Data to process ::
-----

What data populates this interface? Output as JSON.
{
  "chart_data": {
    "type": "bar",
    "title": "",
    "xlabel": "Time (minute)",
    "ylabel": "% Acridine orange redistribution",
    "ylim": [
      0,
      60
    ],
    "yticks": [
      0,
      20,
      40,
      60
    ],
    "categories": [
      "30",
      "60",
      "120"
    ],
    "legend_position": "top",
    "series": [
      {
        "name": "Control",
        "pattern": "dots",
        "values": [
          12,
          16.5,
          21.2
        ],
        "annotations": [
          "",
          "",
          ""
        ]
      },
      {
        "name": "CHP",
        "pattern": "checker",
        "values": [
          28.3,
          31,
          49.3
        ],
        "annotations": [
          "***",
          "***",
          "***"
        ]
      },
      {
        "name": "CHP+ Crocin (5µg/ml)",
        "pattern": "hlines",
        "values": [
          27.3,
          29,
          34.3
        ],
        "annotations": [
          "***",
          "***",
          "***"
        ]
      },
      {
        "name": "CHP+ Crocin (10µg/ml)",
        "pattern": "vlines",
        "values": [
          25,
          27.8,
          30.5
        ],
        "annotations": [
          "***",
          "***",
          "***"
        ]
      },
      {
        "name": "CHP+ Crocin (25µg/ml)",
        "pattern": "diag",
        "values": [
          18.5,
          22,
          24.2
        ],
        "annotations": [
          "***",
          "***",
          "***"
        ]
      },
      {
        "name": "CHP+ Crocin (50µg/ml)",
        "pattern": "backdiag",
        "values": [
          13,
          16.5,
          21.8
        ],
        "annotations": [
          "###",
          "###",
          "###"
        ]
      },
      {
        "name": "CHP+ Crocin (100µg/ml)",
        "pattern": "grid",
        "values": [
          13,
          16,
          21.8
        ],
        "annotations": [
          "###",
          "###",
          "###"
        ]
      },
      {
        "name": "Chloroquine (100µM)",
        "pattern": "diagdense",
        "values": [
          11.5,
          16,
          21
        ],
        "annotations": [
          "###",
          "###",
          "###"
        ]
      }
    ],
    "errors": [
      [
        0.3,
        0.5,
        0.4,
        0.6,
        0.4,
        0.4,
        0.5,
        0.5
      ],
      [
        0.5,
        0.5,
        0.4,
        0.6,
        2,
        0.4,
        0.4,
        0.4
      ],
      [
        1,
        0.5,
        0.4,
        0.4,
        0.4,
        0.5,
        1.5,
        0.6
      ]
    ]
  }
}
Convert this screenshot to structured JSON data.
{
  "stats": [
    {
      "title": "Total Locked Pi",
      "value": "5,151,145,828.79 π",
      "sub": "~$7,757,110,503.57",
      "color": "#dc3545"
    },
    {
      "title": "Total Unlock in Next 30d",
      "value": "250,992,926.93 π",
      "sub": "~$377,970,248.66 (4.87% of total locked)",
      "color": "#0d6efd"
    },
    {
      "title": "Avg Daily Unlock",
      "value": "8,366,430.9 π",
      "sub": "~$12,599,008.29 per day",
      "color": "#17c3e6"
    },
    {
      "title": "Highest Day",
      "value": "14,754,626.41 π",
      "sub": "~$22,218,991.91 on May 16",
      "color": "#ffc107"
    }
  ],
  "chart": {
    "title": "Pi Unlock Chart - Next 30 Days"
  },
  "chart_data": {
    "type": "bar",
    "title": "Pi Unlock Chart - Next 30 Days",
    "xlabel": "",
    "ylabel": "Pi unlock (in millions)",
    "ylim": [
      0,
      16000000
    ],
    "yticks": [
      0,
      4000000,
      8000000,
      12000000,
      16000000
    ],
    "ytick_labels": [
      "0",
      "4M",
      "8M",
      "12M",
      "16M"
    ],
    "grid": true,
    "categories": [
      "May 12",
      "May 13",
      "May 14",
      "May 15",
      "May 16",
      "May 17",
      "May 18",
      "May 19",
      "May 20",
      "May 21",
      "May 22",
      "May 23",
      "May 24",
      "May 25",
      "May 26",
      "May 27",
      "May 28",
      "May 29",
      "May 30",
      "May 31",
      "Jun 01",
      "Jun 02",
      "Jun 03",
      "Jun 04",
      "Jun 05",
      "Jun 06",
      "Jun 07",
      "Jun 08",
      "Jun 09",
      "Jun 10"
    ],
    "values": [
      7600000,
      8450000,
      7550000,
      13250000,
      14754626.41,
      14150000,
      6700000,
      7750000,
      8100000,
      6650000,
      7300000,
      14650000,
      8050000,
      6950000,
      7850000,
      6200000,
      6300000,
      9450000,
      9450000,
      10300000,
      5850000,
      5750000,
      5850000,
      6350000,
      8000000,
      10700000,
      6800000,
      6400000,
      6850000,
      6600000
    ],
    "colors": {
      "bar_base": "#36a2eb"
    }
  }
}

-----

Exercise goal :: Return every line exactly.

The answer ::
What data populates this interface? Output as JSON.
{
  "chart_data": {
    "type": "bar",
    "title": "",
    "xlabel": "Time (minute)",
    "ylabel": "% Acridine orange redistribution",
    "ylim": [
      0,
      60
    ],
    "yticks": [
      0,
      20,
      40,
      60
    ],
    "categories": [
      "30",
      "60",
      "120"
    ],
    "legend_position": "top",
    "series": [
      {
        "name": "Control",
        "pattern": "dots",
        "values": [
          12,
          16.5,
          21.2
        ],
        "annotations": [
          "",
          "",
          ""
        ]
      },
      {
        "name": "CHP",
        "pattern": "checker",
        "values": [
          28.3,
          31,
          49.3
        ],
        "annotations": [
          "***",
          "***",
          "***"
        ]
      },
      {
        "name": "CHP+ Crocin (5µg/ml)",
        "pattern": "hlines",
        "values": [
          27.3,
          29,
          34.3
        ],
        "annotations": [
          "***",
          "***",
          "***"
        ]
      },
      {
        "name": "CHP+ Crocin (10µg/ml)",
        "pattern": "vlines",
        "values": [
          25,
          27.8,
          30.5
        ],
        "annotations": [
          "***",
          "***",
          "***"
        ]
      },
      {
        "name": "CHP+ Crocin (25µg/ml)",
        "pattern": "diag",
        "values": [
          18.5,
          22,
          24.2
        ],
        "annotations": [
          "***",
          "***",
          "***"
        ]
      },
      {
        "name": "CHP+ Crocin (50µg/ml)",
        "pattern": "backdiag",
        "values": [
          13,
          16.5,
          21.8
        ],
        "annotations": [
          "###",
          "###",
          "###"
        ]
      },
      {
        "name": "CHP+ Crocin (100µg/ml)",
        "pattern": "grid",
        "values": [
          13,
          16,
          21.8
        ],
        "annotations": [
          "###",
          "###",
          "###"
        ]
      },
      {
        "name": "Chloroquine (100µM)",
        "pattern": "diagdense",
        "values": [
          11.5,
          16,
          21
        ],
        "annotations": [
          "###",
          "###",
          "###"
        ]
      }
    ],
    "errors": [
      [
        0.3,
        0.5,
        0.4,
        0.6,
        0.4,
        0.4,
        0.5,
        0.5
      ],
      [
        0.5,
        0.5,
        0.4,
        0.6,
        2,
        0.4,
        0.4,
        0.4
      ],
      [
        1,
        0.5,
        0.4,
        0.4,
        0.4,
        0.5,
        1.5,
        0.6
      ]
    ]
  }
}
Convert this screenshot to structured JSON data.
{
  "stats": [
    {
      "title": "Total Locked Pi",
      "value": "5,151,145,828.79 π",
      "sub": "~$7,757,110,503.57",
      "color": "#dc3545"
    },
    {
      "title": "Total Unlock in Next 30d",
      "value": "250,992,926.93 π",
      "sub": "~$377,970,248.66 (4.87% of total locked)",
      "color": "#0d6efd"
    },
    {
      "title": "Avg Daily Unlock",
      "value": "8,366,430.9 π",
      "sub": "~$12,599,008.29 per day",
      "color": "#17c3e6"
    },
    {
      "title": "Highest Day",
      "value": "14,754,626.41 π",
      "sub": "~$22,218,991.91 on May 16",
      "color": "#ffc107"
    }
  ],
  "chart": {
    "title": "Pi Unlock Chart - Next 30 Days"
  },
  "chart_data": {
    "type": "bar",
    "title": "Pi Unlock Chart - Next 30 Days",
    "xlabel": "",
    "ylabel": "Pi unlock (in millions)",
    "ylim": [
      0,
      16000000
    ],
    "yticks": [
      0,
      4000000,
      8000000,
      12000000,
      16000000
    ],
    "ytick_labels": [
      "0",
      "4M",
      "8M",
      "12M",
      "16M"
    ],
    "grid": true,
    "categories": [
      "May 12",
      "May 13",
      "May 14",
      "May 15",
      "May 16",
      "May 17",
      "May 18",
      "May 19",
      "May 20",
      "May 21",
      "May 22",
      "May 23",
      "May 24",
      "May 25",
      "May 26",
      "May 27",
      "May 28",
      "May 29",
      "May 30",
      "May 31",
      "Jun 01",
      "Jun 02",
      "Jun 03",
      "Jun 04",
      "Jun 05",
      "Jun 06",
      "Jun 07",
      "Jun 08",
      "Jun 09",
      "Jun 10"
    ],
    "values": [
      7600000,
      8450000,
      7550000,
      13250000,
      14754626.41,
      14150000,
      6700000,
      7750000,
      8100000,
      6650000,
      7300000,
      14650000,
      8050000,
      6950000,
      7850000,
      6200000,
      6300000,
      9450000,
      9450000,
      10300000,
      5850000,
      5750000,
      5850000,
      6350000,
      8000000,
      10700000,
      6800000,
      6400000,
      6850000,
      6600000
    ],
    "colors": {
      "bar_base": "#36a2eb"
    }
  }
}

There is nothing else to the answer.